Provided information -
>> Start

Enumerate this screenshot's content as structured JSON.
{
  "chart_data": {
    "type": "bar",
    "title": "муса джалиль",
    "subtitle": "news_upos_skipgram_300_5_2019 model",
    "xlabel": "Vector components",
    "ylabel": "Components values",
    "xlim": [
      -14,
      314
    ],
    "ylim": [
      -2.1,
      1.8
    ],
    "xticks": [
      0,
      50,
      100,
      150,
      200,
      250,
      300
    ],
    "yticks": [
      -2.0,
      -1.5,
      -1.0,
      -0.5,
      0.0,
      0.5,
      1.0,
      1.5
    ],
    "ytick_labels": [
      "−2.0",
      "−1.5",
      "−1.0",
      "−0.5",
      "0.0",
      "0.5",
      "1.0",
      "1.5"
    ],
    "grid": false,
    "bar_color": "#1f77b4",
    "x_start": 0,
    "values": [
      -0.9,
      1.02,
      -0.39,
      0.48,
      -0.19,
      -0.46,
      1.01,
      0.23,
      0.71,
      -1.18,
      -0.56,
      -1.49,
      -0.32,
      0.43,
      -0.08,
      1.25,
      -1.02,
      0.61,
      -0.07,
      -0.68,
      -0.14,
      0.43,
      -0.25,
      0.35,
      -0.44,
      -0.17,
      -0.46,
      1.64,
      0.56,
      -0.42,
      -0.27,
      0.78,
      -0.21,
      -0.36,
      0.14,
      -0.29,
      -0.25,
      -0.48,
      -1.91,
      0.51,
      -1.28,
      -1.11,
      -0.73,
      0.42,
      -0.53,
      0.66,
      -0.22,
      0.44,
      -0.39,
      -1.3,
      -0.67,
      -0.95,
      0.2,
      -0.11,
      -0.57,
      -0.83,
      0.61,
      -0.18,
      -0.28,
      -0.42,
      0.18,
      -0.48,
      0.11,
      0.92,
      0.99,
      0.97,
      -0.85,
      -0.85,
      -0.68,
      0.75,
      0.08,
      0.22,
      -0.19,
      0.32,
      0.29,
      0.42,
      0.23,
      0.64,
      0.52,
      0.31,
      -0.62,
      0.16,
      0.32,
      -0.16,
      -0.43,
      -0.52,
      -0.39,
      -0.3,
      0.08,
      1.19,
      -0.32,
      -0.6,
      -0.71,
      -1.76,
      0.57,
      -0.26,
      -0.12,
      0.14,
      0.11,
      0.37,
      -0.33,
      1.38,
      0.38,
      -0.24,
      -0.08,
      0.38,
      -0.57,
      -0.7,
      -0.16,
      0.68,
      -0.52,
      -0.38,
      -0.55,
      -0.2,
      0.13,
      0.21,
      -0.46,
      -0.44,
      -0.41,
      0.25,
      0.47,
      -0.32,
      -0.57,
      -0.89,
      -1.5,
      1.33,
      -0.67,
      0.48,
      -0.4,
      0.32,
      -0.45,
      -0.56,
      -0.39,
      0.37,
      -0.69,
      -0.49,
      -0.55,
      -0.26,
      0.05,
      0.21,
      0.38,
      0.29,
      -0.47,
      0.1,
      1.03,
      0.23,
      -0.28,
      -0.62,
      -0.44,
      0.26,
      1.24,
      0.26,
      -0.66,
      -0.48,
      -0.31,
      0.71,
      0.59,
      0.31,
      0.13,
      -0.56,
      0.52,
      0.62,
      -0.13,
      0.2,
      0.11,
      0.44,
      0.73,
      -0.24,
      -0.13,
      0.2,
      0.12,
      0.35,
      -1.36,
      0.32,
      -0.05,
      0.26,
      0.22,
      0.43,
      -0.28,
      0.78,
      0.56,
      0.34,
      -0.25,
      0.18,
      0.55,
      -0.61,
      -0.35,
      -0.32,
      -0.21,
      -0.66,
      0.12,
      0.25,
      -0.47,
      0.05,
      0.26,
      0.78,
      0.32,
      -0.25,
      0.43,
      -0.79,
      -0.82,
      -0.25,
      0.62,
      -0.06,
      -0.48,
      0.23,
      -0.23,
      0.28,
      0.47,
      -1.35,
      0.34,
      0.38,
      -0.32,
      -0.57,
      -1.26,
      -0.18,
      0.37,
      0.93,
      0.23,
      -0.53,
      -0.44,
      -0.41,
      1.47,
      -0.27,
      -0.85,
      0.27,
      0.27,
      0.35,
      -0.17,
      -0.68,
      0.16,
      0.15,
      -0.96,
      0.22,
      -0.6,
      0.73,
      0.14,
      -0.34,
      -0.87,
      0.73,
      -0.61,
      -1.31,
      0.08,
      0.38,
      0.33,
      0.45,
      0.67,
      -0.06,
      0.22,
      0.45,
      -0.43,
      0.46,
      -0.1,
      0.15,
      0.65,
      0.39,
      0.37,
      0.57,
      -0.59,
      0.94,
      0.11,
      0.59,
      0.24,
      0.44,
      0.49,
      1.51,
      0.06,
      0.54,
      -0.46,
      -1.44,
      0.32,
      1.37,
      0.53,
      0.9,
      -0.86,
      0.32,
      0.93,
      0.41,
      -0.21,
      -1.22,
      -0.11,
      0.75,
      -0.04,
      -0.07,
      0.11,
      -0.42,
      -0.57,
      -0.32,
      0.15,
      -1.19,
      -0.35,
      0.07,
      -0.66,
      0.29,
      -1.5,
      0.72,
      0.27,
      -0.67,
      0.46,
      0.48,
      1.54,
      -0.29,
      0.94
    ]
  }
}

>> End

Instruction -
Using the listing above, reproduce each line without omission.

Solution to this exercise -
Enumerate this screenshot's content as structured JSON.
{
  "chart_data": {
    "type": "bar",
    "title": "муса джалиль",
    "subtitle": "news_upos_skipgram_300_5_2019 model",
    "xlabel": "Vector components",
    "ylabel": "Components values",
    "xlim": [
      -14,
      314
    ],
    "ylim": [
      -2.1,
      1.8
    ],
    "xticks": [
      0,
      50,
      100,
      150,
      200,
      250,
      300
    ],
    "yticks": [
      -2.0,
      -1.5,
      -1.0,
      -0.5,
      0.0,
      0.5,
      1.0,
      1.5
    ],
    "ytick_labels": [
      "−2.0",
      "−1.5",
      "−1.0",
      "−0.5",
      "0.0",
      "0.5",
      "1.0",
      "1.5"
    ],
    "grid": false,
    "bar_color": "#1f77b4",
    "x_start": 0,
    "values": [
      -0.9,
      1.02,
      -0.39,
      0.48,
      -0.19,
      -0.46,
      1.01,
      0.23,
      0.71,
      -1.18,
      -0.56,
      -1.49,
      -0.32,
      0.43,
      -0.08,
      1.25,
      -1.02,
      0.61,
      -0.07,
      -0.68,
      -0.14,
      0.43,
      -0.25,
      0.35,
      -0.44,
      -0.17,
      -0.46,
      1.64,
      0.56,
      -0.42,
      -0.27,
      0.78,
      -0.21,
      -0.36,
      0.14,
      -0.29,
      -0.25,
      -0.48,
      -1.91,
      0.51,
      -1.28,
      -1.11,
      -0.73,
      0.42,
      -0.53,
      0.66,
      -0.22,
      0.44,
      -0.39,
      -1.3,
      -0.67,
      -0.95,
      0.2,
      -0.11,
      -0.57,
      -0.83,
      0.61,
      -0.18,
      -0.28,
      -0.42,
      0.18,
      -0.48,
      0.11,
      0.92,
      0.99,
      0.97,
      -0.85,
      -0.85,
      -0.68,
      0.75,
      0.08,
      0.22,
      -0.19,
      0.32,
      0.29,
      0.42,
      0.23,
      0.64,
      0.52,
      0.31,
      -0.62,
      0.16,
      0.32,
      -0.16,
      -0.43,
      -0.52,
      -0.39,
      -0.3,
      0.08,
      1.19,
      -0.32,
      -0.6,
      -0.71,
      -1.76,
      0.57,
      -0.26,
      -0.12,
      0.14,
      0.11,
      0.37,
      -0.33,
      1.38,
      0.38,
      -0.24,
      -0.08,
      0.38,
      -0.57,
      -0.7,
      -0.16,
      0.68,
      -0.52,
      -0.38,
      -0.55,
      -0.2,
      0.13,
      0.21,
      -0.46,
      -0.44,
      -0.41,
      0.25,
      0.47,
      -0.32,
      -0.57,
      -0.89,
      -1.5,
      1.33,
      -0.67,
      0.48,
      -0.4,
      0.32,
      -0.45,
      -0.56,
      -0.39,
      0.37,
      -0.69,
      -0.49,
      -0.55,
      -0.26,
      0.05,
      0.21,
      0.38,
      0.29,
      -0.47,
      0.1,
      1.03,
      0.23,
      -0.28,
      -0.62,
      -0.44,
      0.26,
      1.24,
      0.26,
      -0.66,
      -0.48,
      -0.31,
      0.71,
      0.59,
      0.31,
      0.13,
      -0.56,
      0.52,
      0.62,
      -0.13,
      0.2,
      0.11,
      0.44,
      0.73,
      -0.24,
      -0.13,
      0.2,
      0.12,
      0.35,
      -1.36,
      0.32,
      -0.05,
      0.26,
      0.22,
      0.43,
      -0.28,
      0.78,
      0.56,
      0.34,
      -0.25,
      0.18,
      0.55,
      -0.61,
      -0.35,
      -0.32,
      -0.21,
      -0.66,
      0.12,
      0.25,
      -0.47,
      0.05,
      0.26,
      0.78,
      0.32,
      -0.25,
      0.43,
      -0.79,
      -0.82,
      -0.25,
      0.62,
      -0.06,
      -0.48,
      0.23,
      -0.23,
      0.28,
      0.47,
      -1.35,
      0.34,
      0.38,
      -0.32,
      -0.57,
      -1.26,
      -0.18,
      0.37,
      0.93,
      0.23,
      -0.53,
      -0.44,
      -0.41,
      1.47,
      -0.27,
      -0.85,
      0.27,
      0.27,
      0.35,
      -0.17,
      -0.68,
      0.16,
      0.15,
      -0.96,
      0.22,
      -0.6,
      0.73,
      0.14,
      -0.34,
      -0.87,
      0.73,
      -0.61,
      -1.31,
      0.08,
      0.38,
      0.33,
      0.45,
      0.67,
      -0.06,
      0.22,
      0.45,
      -0.43,
      0.46,
      -0.1,
      0.15,
      0.65,
      0.39,
      0.37,
      0.57,
      -0.59,
      0.94,
      0.11,
      0.59,
      0.24,
      0.44,
      0.49,
      1.51,
      0.06,
      0.54,
      -0.46,
      -1.44,
      0.32,
      1.37,
      0.53,
      0.9,
      -0.86,
      0.32,
      0.93,
      0.41,
      -0.21,
      -1.22,
      -0.11,
      0.75,
      -0.04,
      -0.07,
      0.11,
      -0.42,
      -0.57,
      -0.32,
      0.15,
      -1.19,
      -0.35,
      0.07,
      -0.66,
      0.29,
      -1.5,
      0.72,
      0.27,
      -0.67,
      0.46,
      0.48,
      1.54,
      -0.29,
      0.94
    ]
  }
}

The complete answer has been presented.